— begin DATA RECORDS —

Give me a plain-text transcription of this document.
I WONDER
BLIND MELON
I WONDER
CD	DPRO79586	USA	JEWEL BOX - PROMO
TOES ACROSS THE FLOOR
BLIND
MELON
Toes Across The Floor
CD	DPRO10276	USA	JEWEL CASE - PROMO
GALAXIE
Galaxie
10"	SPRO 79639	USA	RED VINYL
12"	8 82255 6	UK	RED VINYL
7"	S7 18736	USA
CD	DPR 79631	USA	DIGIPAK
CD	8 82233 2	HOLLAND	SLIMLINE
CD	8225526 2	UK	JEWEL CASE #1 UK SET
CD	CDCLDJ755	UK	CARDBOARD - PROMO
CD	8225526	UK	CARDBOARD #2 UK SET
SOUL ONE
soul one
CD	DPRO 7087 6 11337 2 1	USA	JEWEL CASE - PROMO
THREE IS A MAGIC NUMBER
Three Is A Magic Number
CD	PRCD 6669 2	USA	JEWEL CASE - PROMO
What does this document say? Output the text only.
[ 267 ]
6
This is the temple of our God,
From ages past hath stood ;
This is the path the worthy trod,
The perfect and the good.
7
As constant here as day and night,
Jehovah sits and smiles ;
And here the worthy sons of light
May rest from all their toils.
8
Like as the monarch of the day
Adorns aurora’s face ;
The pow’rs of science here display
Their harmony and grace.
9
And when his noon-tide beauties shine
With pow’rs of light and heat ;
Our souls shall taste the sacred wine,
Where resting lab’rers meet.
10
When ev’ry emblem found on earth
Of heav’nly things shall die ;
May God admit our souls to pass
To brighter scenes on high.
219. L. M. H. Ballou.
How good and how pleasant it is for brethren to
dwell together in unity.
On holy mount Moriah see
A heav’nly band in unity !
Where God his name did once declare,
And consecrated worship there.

— end DATA RECORDS —

- **WHAT THE TASK ASKS**:
Give the lines from the one containing "What does this" through the end of the entries again, exactly as written and with no other lines.

- **REPLY**:
What does this document say? Output the text only.
[ 267 ]
6
This is the temple of our God,
From ages past hath stood ;
This is the path the worthy trod,
The perfect and the good.
7
As constant here as day and night,
Jehovah sits and smiles ;
And here the worthy sons of light
May rest from all their toils.
8
Like as the monarch of the day
Adorns aurora’s face ;
The pow’rs of science here display
Their harmony and grace.
9
And when his noon-tide beauties shine
With pow’rs of light and heat ;
Our souls shall taste the sacred wine,
Where resting lab’rers meet.
10
When ev’ry emblem found on earth
Of heav’nly things shall die ;
May God admit our souls to pass
To brighter scenes on high.
219. L. M. H. Ballou.
How good and how pleasant it is for brethren to
dwell together in unity.
On holy mount Moriah see
A heav’nly band in unity !
Where God his name did once declare,
And consecrated worship there.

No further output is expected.